EXERCISE INSTRUCTIONS: Copy every line of the material below word for word.
╭─ INPUT
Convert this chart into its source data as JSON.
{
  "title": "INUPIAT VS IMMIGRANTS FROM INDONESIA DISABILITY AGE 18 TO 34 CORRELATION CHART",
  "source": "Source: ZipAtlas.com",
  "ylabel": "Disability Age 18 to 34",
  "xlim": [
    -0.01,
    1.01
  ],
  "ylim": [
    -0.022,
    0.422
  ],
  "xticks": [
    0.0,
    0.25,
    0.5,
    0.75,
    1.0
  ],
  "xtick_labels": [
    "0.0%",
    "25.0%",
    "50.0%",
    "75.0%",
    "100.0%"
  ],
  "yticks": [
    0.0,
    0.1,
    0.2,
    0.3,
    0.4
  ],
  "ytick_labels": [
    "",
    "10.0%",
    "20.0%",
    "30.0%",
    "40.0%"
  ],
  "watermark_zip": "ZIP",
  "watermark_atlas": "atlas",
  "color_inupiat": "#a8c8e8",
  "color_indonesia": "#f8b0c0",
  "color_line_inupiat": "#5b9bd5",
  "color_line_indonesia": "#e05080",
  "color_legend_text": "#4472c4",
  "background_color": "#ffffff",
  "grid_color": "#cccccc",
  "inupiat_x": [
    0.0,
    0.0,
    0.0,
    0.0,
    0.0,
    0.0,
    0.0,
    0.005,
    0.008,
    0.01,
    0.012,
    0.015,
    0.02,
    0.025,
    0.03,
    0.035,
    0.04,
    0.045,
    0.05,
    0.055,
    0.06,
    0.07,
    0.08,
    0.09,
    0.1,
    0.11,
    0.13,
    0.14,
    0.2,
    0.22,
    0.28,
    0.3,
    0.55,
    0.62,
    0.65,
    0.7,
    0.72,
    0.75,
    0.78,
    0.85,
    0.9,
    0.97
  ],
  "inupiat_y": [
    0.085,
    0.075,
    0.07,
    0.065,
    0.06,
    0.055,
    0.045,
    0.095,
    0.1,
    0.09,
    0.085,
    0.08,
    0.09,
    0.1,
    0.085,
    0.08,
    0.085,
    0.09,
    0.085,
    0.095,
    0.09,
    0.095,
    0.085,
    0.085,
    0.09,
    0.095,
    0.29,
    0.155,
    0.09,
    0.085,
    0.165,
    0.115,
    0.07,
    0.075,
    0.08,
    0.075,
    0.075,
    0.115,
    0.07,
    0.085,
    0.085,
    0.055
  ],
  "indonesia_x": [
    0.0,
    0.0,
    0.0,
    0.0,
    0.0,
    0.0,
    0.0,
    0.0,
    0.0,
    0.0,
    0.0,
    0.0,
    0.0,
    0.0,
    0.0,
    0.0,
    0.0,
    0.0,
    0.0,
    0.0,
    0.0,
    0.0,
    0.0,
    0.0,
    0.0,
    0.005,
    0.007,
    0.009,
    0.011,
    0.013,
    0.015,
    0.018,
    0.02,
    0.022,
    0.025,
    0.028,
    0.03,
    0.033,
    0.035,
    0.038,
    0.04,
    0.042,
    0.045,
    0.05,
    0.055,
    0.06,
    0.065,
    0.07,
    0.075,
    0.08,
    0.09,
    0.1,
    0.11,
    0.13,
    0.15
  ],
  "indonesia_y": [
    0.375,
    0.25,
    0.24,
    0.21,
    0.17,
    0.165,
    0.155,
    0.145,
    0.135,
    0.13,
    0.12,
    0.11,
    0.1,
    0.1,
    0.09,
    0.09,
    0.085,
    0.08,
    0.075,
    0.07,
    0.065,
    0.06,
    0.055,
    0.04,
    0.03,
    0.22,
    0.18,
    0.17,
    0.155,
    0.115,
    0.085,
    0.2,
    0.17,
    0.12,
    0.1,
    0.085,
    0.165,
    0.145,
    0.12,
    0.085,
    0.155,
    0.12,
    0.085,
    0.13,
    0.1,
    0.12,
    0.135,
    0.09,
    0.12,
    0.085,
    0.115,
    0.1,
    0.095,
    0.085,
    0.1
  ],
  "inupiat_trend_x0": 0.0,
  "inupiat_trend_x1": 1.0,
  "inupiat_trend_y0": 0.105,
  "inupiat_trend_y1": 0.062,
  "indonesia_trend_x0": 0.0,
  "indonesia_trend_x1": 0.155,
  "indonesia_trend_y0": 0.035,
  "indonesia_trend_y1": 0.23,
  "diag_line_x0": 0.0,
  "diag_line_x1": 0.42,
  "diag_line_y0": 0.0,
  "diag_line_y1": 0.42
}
╰─
RESULT FOR THIS EXERCISE:
Convert this chart into its source data as JSON.
{
  "title": "INUPIAT VS IMMIGRANTS FROM INDONESIA DISABILITY AGE 18 TO 34 CORRELATION CHART",
  "source": "Source: ZipAtlas.com",
  "ylabel": "Disability Age 18 to 34",
  "xlim": [
    -0.01,
    1.01
  ],
  "ylim": [
    -0.022,
    0.422
  ],
  "xticks": [
    0.0,
    0.25,
    0.5,
    0.75,
    1.0
  ],
  "xtick_labels": [
    "0.0%",
    "25.0%",
    "50.0%",
    "75.0%",
    "100.0%"
  ],
  "yticks": [
    0.0,
    0.1,
    0.2,
    0.3,
    0.4
  ],
  "ytick_labels": [
    "",
    "10.0%",
    "20.0%",
    "30.0%",
    "40.0%"
  ],
  "watermark_zip": "ZIP",
  "watermark_atlas": "atlas",
  "color_inupiat": "#a8c8e8",
  "color_indonesia": "#f8b0c0",
  "color_line_inupiat": "#5b9bd5",
  "color_line_indonesia": "#e05080",
  "color_legend_text": "#4472c4",
  "background_color": "#ffffff",
  "grid_color": "#cccccc",
  "inupiat_x": [
    0.0,
    0.0,
    0.0,
    0.0,
    0.0,
    0.0,
    0.0,
    0.005,
    0.008,
    0.01,
    0.012,
    0.015,
    0.02,
    0.025,
    0.03,
    0.035,
    0.04,
    0.045,
    0.05,
    0.055,
    0.06,
    0.07,
    0.08,
    0.09,
    0.1,
    0.11,
    0.13,
    0.14,
    0.2,
    0.22,
    0.28,
    0.3,
    0.55,
    0.62,
    0.65,
    0.7,
    0.72,
    0.75,
    0.78,
    0.85,
    0.9,
    0.97
  ],
  "inupiat_y": [
    0.085,
    0.075,
    0.07,
    0.065,
    0.06,
    0.055,
    0.045,
    0.095,
    0.1,
    0.09,
    0.085,
    0.08,
    0.09,
    0.1,
    0.085,
    0.08,
    0.085,
    0.09,
    0.085,
    0.095,
    0.09,
    0.095,
    0.085,
    0.085,
    0.09,
    0.095,
    0.29,
    0.155,
    0.09,
    0.085,
    0.165,
    0.115,
    0.07,
    0.075,
    0.08,
    0.075,
    0.075,
    0.115,
    0.07,
    0.085,
    0.085,
    0.055
  ],
  "indonesia_x": [
    0.0,
    0.0,
    0.0,
    0.0,
    0.0,
    0.0,
    0.0,
    0.0,
    0.0,
    0.0,
    0.0,
    0.0,
    0.0,
    0.0,
    0.0,
    0.0,
    0.0,
    0.0,
    0.0,
    0.0,
    0.0,
    0.0,
    0.0,
    0.0,
    0.0,
    0.005,
    0.007,
    0.009,
    0.011,
    0.013,
    0.015,
    0.018,
    0.02,
    0.022,
    0.025,
    0.028,
    0.03,
    0.033,
    0.035,
    0.038,
    0.04,
    0.042,
    0.045,
    0.05,
    0.055,
    0.06,
    0.065,
    0.07,
    0.075,
    0.08,
    0.09,
    0.1,
    0.11,
    0.13,
    0.15
  ],
  "indonesia_y": [
    0.375,
    0.25,
    0.24,
    0.21,
    0.17,
    0.165,
    0.155,
    0.145,
    0.135,
    0.13,
    0.12,
    0.11,
    0.1,
    0.1,
    0.09,
    0.09,
    0.085,
    0.08,
    0.075,
    0.07,
    0.065,
    0.06,
    0.055,
    0.04,
    0.03,
    0.22,
    0.18,
    0.17,
    0.155,
    0.115,
    0.085,
    0.2,
    0.17,
    0.12,
    0.1,
    0.085,
    0.165,
    0.145,
    0.12,
    0.085,
    0.155,
    0.12,
    0.085,
    0.13,
    0.1,
    0.12,
    0.135,
    0.09,
    0.12,
    0.085,
    0.115,
    0.1,
    0.095,
    0.085,
    0.1
  ],
  "inupiat_trend_x0": 0.0,
  "inupiat_trend_x1": 1.0,
  "inupiat_trend_y0": 0.105,
  "inupiat_trend_y1": 0.062,
  "indonesia_trend_x0": 0.0,
  "indonesia_trend_x1": 0.155,
  "indonesia_trend_y0": 0.035,
  "indonesia_trend_y1": 0.23,
  "diag_line_x0": 0.0,
  "diag_line_x1": 0.42,
  "diag_line_y0": 0.0,
  "diag_line_y1": 0.42
}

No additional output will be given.